Begin

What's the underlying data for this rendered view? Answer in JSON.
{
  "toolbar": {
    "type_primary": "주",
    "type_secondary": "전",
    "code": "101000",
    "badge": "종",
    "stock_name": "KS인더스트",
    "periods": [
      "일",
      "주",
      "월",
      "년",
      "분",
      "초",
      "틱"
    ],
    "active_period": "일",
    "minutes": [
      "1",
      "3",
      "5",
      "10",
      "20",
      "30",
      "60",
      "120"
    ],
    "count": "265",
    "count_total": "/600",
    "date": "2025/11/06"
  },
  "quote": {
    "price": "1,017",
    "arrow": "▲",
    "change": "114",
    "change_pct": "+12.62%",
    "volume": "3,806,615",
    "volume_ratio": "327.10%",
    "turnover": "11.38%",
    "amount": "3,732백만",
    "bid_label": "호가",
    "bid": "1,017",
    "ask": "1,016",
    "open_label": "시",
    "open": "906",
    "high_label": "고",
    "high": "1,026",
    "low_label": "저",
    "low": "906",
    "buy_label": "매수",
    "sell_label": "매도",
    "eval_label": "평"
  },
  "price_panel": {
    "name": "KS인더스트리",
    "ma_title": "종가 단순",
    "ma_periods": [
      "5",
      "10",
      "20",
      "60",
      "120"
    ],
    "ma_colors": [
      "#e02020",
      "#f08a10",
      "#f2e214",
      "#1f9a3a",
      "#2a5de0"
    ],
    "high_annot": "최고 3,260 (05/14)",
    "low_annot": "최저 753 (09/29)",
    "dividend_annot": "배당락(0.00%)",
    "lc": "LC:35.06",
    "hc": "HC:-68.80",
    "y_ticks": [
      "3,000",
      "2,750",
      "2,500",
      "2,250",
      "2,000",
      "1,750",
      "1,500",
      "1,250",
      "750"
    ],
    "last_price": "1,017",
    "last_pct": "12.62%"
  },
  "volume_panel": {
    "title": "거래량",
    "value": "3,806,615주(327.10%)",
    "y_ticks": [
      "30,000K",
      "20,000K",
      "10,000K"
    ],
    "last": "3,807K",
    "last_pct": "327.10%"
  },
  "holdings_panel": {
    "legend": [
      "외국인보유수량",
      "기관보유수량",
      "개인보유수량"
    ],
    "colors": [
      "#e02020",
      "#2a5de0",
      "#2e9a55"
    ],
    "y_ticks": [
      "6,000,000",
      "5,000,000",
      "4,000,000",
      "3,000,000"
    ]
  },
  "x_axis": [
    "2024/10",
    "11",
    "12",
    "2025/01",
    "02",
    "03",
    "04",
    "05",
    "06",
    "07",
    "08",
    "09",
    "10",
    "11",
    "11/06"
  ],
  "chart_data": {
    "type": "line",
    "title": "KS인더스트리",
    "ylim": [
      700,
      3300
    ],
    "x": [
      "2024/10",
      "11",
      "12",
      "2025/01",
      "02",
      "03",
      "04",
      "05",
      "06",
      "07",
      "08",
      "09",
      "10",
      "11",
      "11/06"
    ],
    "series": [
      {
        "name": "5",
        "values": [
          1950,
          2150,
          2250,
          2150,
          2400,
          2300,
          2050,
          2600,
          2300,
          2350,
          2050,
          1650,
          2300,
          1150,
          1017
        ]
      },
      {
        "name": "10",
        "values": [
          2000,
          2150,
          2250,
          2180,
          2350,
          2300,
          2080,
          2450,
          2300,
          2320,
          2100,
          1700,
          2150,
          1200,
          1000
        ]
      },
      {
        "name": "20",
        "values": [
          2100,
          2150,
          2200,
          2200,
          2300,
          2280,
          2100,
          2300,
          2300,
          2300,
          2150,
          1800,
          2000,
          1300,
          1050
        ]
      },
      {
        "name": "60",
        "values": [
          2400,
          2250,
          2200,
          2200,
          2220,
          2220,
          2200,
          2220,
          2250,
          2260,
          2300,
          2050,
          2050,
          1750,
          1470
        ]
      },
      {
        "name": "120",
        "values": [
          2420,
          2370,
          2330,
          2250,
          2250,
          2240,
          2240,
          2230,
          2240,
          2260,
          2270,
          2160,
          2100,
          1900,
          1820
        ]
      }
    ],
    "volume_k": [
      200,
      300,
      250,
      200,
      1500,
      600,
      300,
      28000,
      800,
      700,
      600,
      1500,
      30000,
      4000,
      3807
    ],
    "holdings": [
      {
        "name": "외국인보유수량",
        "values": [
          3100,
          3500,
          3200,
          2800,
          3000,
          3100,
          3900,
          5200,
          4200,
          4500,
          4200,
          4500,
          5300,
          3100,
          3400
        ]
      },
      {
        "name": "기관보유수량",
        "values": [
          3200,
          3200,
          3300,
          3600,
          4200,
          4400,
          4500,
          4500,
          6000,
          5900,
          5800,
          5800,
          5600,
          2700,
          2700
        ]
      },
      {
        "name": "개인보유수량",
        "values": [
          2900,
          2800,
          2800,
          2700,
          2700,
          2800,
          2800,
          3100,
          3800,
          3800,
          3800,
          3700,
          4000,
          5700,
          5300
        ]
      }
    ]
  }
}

End

### THE EXERCISE
Word for word, write out all of the data above.

### WRITTEN RESPONSE
What's the underlying data for this rendered view? Answer in JSON.
{
  "toolbar": {
    "type_primary": "주",
    "type_secondary": "전",
    "code": "101000",
    "badge": "종",
    "stock_name": "KS인더스트",
    "periods": [
      "일",
      "주",
      "월",
      "년",
      "분",
      "초",
      "틱"
    ],
    "active_period": "일",
    "minutes": [
      "1",
      "3",
      "5",
      "10",
      "20",
      "30",
      "60",
      "120"
    ],
    "count": "265",
    "count_total": "/600",
    "date": "2025/11/06"
  },
  "quote": {
    "price": "1,017",
    "arrow": "▲",
    "change": "114",
    "change_pct": "+12.62%",
    "volume": "3,806,615",
    "volume_ratio": "327.10%",
    "turnover": "11.38%",
    "amount": "3,732백만",
    "bid_label": "호가",
    "bid": "1,017",
    "ask": "1,016",
    "open_label": "시",
    "open": "906",
    "high_label": "고",
    "high": "1,026",
    "low_label": "저",
    "low": "906",
    "buy_label": "매수",
    "sell_label": "매도",
    "eval_label": "평"
  },
  "price_panel": {
    "name": "KS인더스트리",
    "ma_title": "종가 단순",
    "ma_periods": [
      "5",
      "10",
      "20",
      "60",
      "120"
    ],
    "ma_colors": [
      "#e02020",
      "#f08a10",
      "#f2e214",
      "#1f9a3a",
      "#2a5de0"
    ],
    "high_annot": "최고 3,260 (05/14)",
    "low_annot": "최저 753 (09/29)",
    "dividend_annot": "배당락(0.00%)",
    "lc": "LC:35.06",
    "hc": "HC:-68.80",
    "y_ticks": [
      "3,000",
      "2,750",
      "2,500",
      "2,250",
      "2,000",
      "1,750",
      "1,500",
      "1,250",
      "750"
    ],
    "last_price": "1,017",
    "last_pct": "12.62%"
  },
  "volume_panel": {
    "title": "거래량",
    "value": "3,806,615주(327.10%)",
    "y_ticks": [
      "30,000K",
      "20,000K",
      "10,000K"
    ],
    "last": "3,807K",
    "last_pct": "327.10%"
  },
  "holdings_panel": {
    "legend": [
      "외국인보유수량",
      "기관보유수량",
      "개인보유수량"
    ],
    "colors": [
      "#e02020",
      "#2a5de0",
      "#2e9a55"
    ],
    "y_ticks": [
      "6,000,000",
      "5,000,000",
      "4,000,000",
      "3,000,000"
    ]
  },
  "x_axis": [
    "2024/10",
    "11",
    "12",
    "2025/01",
    "02",
    "03",
    "04",
    "05",
    "06",
    "07",
    "08",
    "09",
    "10",
    "11",
    "11/06"
  ],
  "chart_data": {
    "type": "line",
    "title": "KS인더스트리",
    "ylim": [
      700,
      3300
    ],
    "x": [
      "2024/10",
      "11",
      "12",
      "2025/01",
      "02",
      "03",
      "04",
      "05",
      "06",
      "07",
      "08",
      "09",
      "10",
      "11",
      "11/06"
    ],
    "series": [
      {
        "name": "5",
        "values": [
          1950,
          2150,
          2250,
          2150,
          2400,
          2300,
          2050,
          2600,
          2300,
          2350,
          2050,
          1650,
          2300,
          1150,
          1017
        ]
      },
      {
        "name": "10",
        "values": [
          2000,
          2150,
          2250,
          2180,
          2350,
          2300,
          2080,
          2450,
          2300,
          2320,
          2100,
          1700,
          2150,
          1200,
          1000
        ]
      },
      {
        "name": "20",
        "values": [
          2100,
          2150,
          2200,
          2200,
          2300,
          2280,
          2100,
          2300,
          2300,
          2300,
          2150,
          1800,
          2000,
          1300,
          1050
        ]
      },
      {
        "name": "60",
        "values": [
          2400,
          2250,
          2200,
          2200,
          2220,
          2220,
          2200,
          2220,
          2250,
          2260,
          2300,
          2050,
          2050,
          1750,
          1470
        ]
      },
      {
        "name": "120",
        "values": [
          2420,
          2370,
          2330,
          2250,
          2250,
          2240,
          2240,
          2230,
          2240,
          2260,
          2270,
          2160,
          2100,
          1900,
          1820
        ]
      }
    ],
    "volume_k": [
      200,
      300,
      250,
      200,
      1500,
      600,
      300,
      28000,
      800,
      700,
      600,
      1500,
      30000,
      4000,
      3807
    ],
    "holdings": [
      {
        "name": "외국인보유수량",
        "values": [
          3100,
          3500,
          3200,
          2800,
          3000,
          3100,
          3900,
          5200,
          4200,
          4500,
          4200,
          4500,
          5300,
          3100,
          3400
        ]
      },
      {
        "name": "기관보유수량",
        "values": [
          3200,
          3200,
          3300,
          3600,
          4200,
          4400,
          4500,
          4500,
          6000,
          5900,
          5800,
          5800,
          5600,
          2700,
          2700
        ]
      },
      {
        "name": "개인보유수량",
        "values": [
          2900,
          2800,
          2800,
          2700,
          2700,
          2800,
          2800,
          3100,
          3800,
          3800,
          3800,
          3700,
          4000,
          5700,
          5300
        ]
      }
    ]
  }
}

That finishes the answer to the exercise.